The debate was about one student's claim regarding his own athleticism. As they originally put the claim he said that he could throw a baseball 30 meters in under 1 second. I wanted to clarify the distance because I didn't think that the baseline was measured in an even metric number, so after confirming that distance down a baseline was 90 feet which converts to 27.432 meters I said let's test it. So we got a measuring tape, a trundle wheel, stopwatches, and a digital camera and headed to the gym to test it. We chose the gym because of weather and because I wanted a more consistent background for the camera, as well as the confined space which has the ability to contain students who have trouble staying focused.
So we measure 90 ft on the diagonal of the basketball court and then he started warming up. I used the that time to explain to the timers what their job was and where to stand so that they'd be out of the way of the filming as I was up in the bleachers trying to catch the toss on my camera.
Here's the first take, without being slowed down:
The pitch leaves his hand between 6.28-6.31 and the camera does not track the ball well, but it appears that the catcher has the ball between 7.17-7.32. This puts the pitch between 0.86 s and 1.04 s. Taking the mean or median the claim is true, but the video is hard to follow and we had other data collected and no way to accurately review the film while testing.
The frame rate of the video is 30 frames/second so the next data point was to try to slow the video down.
It is hard to count the individual frames, but it appears that the ball travels in 28 frames +/- 3 frames. This gives a time of 0.83-1.03 s. Again mean and median would support the claim. However, my camera does have a better option that I switched to.

▶ Stated problem 1
Duplicate the account of the baseball throw test word for word, from "The debate was" to "trouble staying focused.".
▶ Stated problem 2
According to the account of the baseball throw test, what is the frame rate of the video?
▶ Stated problem 3
Take the account of the baseball throw test further, picking up after its final sentence.

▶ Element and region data
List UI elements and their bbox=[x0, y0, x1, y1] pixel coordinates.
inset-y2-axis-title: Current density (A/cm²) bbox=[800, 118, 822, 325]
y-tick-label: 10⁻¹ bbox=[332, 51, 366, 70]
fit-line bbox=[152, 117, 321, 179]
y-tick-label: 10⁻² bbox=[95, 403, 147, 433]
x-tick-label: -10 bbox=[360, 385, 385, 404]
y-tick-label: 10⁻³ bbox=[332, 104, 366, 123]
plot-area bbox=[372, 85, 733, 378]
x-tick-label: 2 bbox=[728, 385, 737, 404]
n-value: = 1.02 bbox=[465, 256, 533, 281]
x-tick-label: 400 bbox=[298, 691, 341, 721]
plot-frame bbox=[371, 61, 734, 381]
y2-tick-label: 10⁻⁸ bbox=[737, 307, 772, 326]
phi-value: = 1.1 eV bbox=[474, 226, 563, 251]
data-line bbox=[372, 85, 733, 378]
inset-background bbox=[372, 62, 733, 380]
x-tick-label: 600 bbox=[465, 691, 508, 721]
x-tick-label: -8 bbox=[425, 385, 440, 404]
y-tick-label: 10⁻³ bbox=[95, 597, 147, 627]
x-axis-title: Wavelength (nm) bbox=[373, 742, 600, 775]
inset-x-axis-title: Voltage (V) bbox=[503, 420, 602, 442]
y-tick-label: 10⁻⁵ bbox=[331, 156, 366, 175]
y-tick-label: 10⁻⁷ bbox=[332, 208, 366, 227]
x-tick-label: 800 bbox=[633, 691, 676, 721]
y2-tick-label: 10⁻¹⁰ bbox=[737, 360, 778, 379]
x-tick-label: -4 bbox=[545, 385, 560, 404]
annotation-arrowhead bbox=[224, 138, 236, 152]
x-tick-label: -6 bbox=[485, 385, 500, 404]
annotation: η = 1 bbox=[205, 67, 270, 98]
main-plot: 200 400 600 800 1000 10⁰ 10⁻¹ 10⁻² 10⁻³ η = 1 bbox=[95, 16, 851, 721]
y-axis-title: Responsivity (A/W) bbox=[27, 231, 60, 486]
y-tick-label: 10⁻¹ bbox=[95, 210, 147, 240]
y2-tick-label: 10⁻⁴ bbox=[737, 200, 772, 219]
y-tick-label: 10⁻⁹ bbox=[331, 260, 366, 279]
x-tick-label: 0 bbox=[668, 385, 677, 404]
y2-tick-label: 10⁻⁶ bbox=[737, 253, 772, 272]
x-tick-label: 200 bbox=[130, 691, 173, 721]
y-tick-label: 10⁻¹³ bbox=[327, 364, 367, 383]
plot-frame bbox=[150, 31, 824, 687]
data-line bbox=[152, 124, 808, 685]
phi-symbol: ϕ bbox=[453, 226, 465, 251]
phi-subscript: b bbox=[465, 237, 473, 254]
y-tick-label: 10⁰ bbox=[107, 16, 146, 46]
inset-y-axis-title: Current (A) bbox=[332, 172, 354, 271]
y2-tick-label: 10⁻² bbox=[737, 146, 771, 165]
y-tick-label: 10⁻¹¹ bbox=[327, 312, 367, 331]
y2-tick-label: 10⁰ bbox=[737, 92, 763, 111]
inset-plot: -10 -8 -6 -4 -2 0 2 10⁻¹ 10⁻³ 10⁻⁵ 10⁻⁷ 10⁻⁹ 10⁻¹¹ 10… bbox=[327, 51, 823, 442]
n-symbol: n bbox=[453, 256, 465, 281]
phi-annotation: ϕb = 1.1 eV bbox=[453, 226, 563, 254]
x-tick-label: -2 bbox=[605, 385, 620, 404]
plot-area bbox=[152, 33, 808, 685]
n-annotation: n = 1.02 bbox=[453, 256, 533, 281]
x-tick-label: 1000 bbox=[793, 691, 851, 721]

▶ Response 1
The debate was about one student's claim regarding his own athleticism. As they originally put the claim he said that he could throw a baseball 30 meters in under 1 second. I wanted to clarify the distance because I didn't think that the baseline was measured in an even metric number, so after confirming that distance down a baseline was 90 feet which converts to 27.432 meters I said let's test it. So we got a measuring tape, a trundle wheel, stopwatches, and a digital camera and headed to the gym to test it. We chose the gym because of weather and because I wanted a more consistent background for the camera, as well as the confined space which has the ability to contain students who have trouble staying focused.

▶ Response 2
30 frames per second.

▶ Response 3
The camera has a "Sports Mode" that takes a burst of up to 30 shots at a frame rate of about 13 frames/sec with the trade-off of low-quality images. Those images are in the slideshow that follows [click on the icon in the bottom right corner and then click on the album title on the new image to go to a larger version of this slideshow].
Again, counting together in class we came up with 12 frames +/- 2 per pitch. Again giving us values that are borderline low but with included uncertainty the claim could be true or false (0.77-1.08).
Of course, we had the stopwatches with us also and recorded all of that data, although the recorder did not include who each time came from or which pitch was which. That data is in the table that follows, and all seems to indicate that the pitch is faster than 1 second, but if we factor in the students' reaction times these values again fall within a narrow border around 1 second.
This leads us to two options. The first one is unsatisfactory, but to concede that the student can pitch faster because the data tends to indicate the low side of 1 second rather than the high side and would average out to be less than 1 second. Or, we can attempt to find a better way to measure the speed of the ball, which allows us to extend the activity and debate a little longer and come to a more firm and decisive conclusion.
A radar gun would be nice, but we don't have access to one. Another option is to use motion sensors, but again we're limited by access as well as the ability of the devices to detect such a small object. The final option is to film the release of the ball up close and instead attempt to determine the speed of the ball and from there calculate the travel time. To this end we are setting up a contrasting background and a well lit area for filming this and will attempt to film it and then analyze the video.
Considering we were going to go over a homework assignment and then the students were going to do seat work today this was a much more entertaining and informative lesson and the debate continues as will the discussion here.
Note: This reminded me of an article from the author of the online comic xkcd in his new section "What If" about throwing a baseball at nearly the speed of light. Reading that article became homework for physics students after we did this impromptu lab. You can read the article here.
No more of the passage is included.